**WHAT IS BEING ASKED**: Transcribe the part of the memoir excerpt below between "He leaned down" and "me of doing.", inclusive.
---------- PAGE EXCERPT
Out there, I cried out to God. “I don’t understand! How was I disrespectful? I was trying so hard, and it still turned into this! How, God? How?” I decided that, without being in my head to understand my build up of feelings, Edward could have felt disrespected when I interrupted him in the car and told him to just drop it. But before that? I’d been so careful! I couldn’t think of anything. But that doesn’t mean I hadn’t said something unintentionally that may have hurt him without my even realizing it. So I went back inside. He was lying on his back on the bed, staring at the ceiling.

Like a child apologizing to a parent with the hope of not receiving further punishment, I recited, “I’m sorry if I treated you disrespectfully at any point. It was not my intention. And I’m sorry for the miscommunication.” I retreated once more to the patio.

It was some time after that when he opened the patio door and stood there for a good 30 seconds without speaking a word. Finally, with no expression on his face and in a flat tone, he said, “I’m sorry for getting upset with you.”

When I finally lifted my eyes to meet his, I just nodded and said, “Okay.”

He leaned down and kissed me on the forehead. “I love you,” he said. I just nodded again in response. Then, he shut the patio door and left for work.

While he was at work that evening, he texted me to say that he wanted to have some friends over to hang out at the apartment that night. I struggled with not wanting to anger him by saying no and with not wanting to have to pretend like things were ok around his friends when they certainly were not. I considered just packing up as many of my belongings as I could and going to my parents’ house five hours away for a while. But I knew that such a sudden, unplanned trip would cause me to lose my job, my only source of income, and then I really would be running away, just as he had already accused me of doing.

 

 

The last thing I wrote in this journal entry was: “I don’t want to choose to keep walking down this path of hate-filled words and hot tempers. But I feel powerless to stop it. I can only control myself, and even then, only for so long.”

 

 

I would like to be able to say that this story took place after Edward and I had already gotten married. I would like to be able to say that I would never have knowingly gone on to marry a man who could have treated me this way. The unfortunate truth, however, is that this happened just one month before we got married. And it is merely one example of many such conflicts that we had both while we dated and after we got married.

It’s true when they say that we accept the love that we think we deserve. When you already feel pretty bad about yourself, as I did in my early twenties, and then you find yourself isolated in a relationship with someone who also tells you why you should feel bad about yourself…well, it’s hard not to buy into a perspective that’s coming at you from within and without.
--------------------
---------- DATASET EXCERPT
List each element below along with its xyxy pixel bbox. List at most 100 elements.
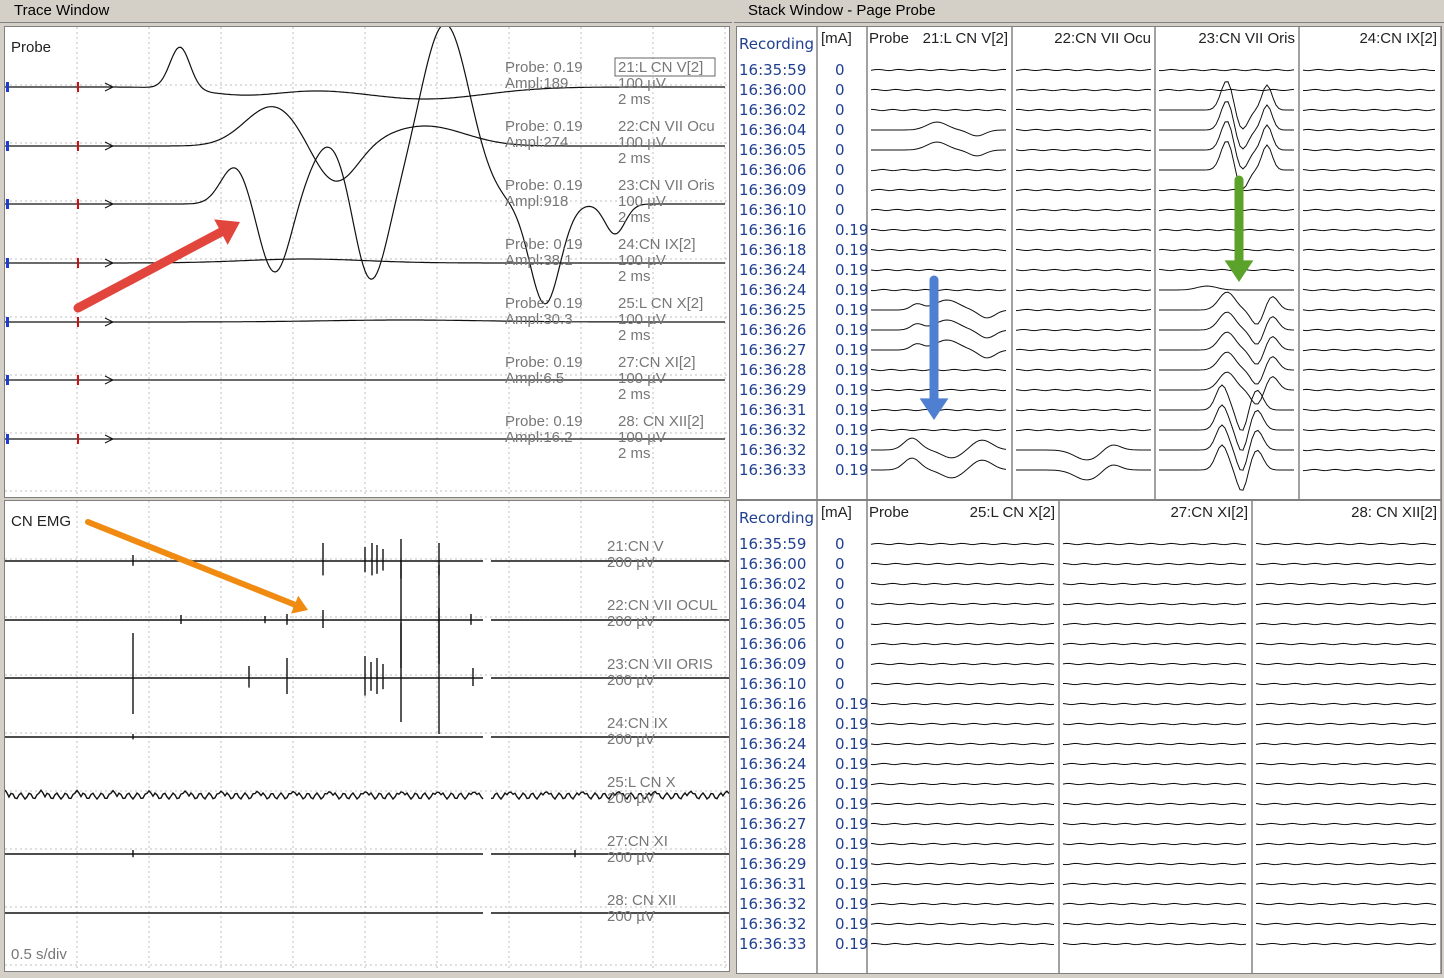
--------------------
**ANSWER TO THE PROBLEM**:
He leaned down and kissed me on the forehead. “I love you,” he said. I just nodded again in response. Then, he shut the patio door and left for work.

While he was at work that evening, he texted me to say that he wanted to have some friends over to hang out at the apartment that night. I struggled with not wanting to anger him by saying no and with not wanting to have to pretend like things were ok around his friends when they certainly were not. I considered just packing up as many of my belongings as I could and going to my parents’ house five hours away for a while. But I knew that such a sudden, unplanned trip would cause me to lose my job, my only source of income, and then I really would be running away, just as he had already accused me of doing.